* [What the exercise asks]
Nothing but the lines from the one with "Extract all readable text from this page." to the final line should be returned, each exactly as it appears.

* [Dataset entries]
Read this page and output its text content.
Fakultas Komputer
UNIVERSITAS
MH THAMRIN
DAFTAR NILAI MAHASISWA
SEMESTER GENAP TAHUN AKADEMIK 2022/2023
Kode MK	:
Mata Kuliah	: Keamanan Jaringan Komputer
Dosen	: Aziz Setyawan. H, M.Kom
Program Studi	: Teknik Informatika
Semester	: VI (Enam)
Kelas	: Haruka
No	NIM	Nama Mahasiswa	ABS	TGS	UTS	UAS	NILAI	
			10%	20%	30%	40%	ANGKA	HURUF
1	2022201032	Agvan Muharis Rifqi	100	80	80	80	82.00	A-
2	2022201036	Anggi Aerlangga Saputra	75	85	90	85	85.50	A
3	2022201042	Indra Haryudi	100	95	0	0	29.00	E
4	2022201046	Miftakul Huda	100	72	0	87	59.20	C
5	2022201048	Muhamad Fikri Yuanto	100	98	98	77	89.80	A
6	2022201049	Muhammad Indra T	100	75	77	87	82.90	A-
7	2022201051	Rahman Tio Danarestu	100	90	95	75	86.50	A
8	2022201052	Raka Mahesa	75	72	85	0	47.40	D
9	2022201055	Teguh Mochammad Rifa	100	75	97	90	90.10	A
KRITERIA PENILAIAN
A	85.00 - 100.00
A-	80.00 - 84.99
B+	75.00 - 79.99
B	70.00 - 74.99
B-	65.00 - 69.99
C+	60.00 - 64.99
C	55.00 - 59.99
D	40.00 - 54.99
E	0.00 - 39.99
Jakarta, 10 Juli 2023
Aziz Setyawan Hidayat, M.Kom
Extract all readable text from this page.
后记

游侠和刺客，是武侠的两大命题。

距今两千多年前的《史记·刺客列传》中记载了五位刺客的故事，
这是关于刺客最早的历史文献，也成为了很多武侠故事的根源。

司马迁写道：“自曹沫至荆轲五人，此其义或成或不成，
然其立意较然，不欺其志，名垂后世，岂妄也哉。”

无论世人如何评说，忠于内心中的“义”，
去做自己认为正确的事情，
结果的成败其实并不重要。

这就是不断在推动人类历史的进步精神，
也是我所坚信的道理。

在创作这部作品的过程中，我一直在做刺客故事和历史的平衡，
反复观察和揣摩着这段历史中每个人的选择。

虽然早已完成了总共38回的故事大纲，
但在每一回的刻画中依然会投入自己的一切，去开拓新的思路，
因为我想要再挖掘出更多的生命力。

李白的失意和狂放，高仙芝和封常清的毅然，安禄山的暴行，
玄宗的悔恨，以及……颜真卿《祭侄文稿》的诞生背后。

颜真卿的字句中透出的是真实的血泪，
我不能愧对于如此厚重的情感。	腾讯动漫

* [Worked solution]
Extract all readable text from this page.
后记

游侠和刺客，是武侠的两大命题。

距今两千多年前的《史记·刺客列传》中记载了五位刺客的故事，
这是关于刺客最早的历史文献，也成为了很多武侠故事的根源。

司马迁写道：“自曹沫至荆轲五人，此其义或成或不成，
然其立意较然，不欺其志，名垂后世，岂妄也哉。”

无论世人如何评说，忠于内心中的“义”，
去做自己认为正确的事情，
结果的成败其实并不重要。

这就是不断在推动人类历史的进步精神，
也是我所坚信的道理。

在创作这部作品的过程中，我一直在做刺客故事和历史的平衡，
反复观察和揣摩着这段历史中每个人的选择。

虽然早已完成了总共38回的故事大纲，
但在每一回的刻画中依然会投入自己的一切，去开拓新的思路，
因为我想要再挖掘出更多的生命力。

李白的失意和狂放，高仙芝和封常清的毅然，安禄山的暴行，
玄宗的悔恨，以及……颜真卿《祭侄文稿》的诞生背后。

颜真卿的字句中透出的是真实的血泪，
我不能愧对于如此厚重的情感。	腾讯动漫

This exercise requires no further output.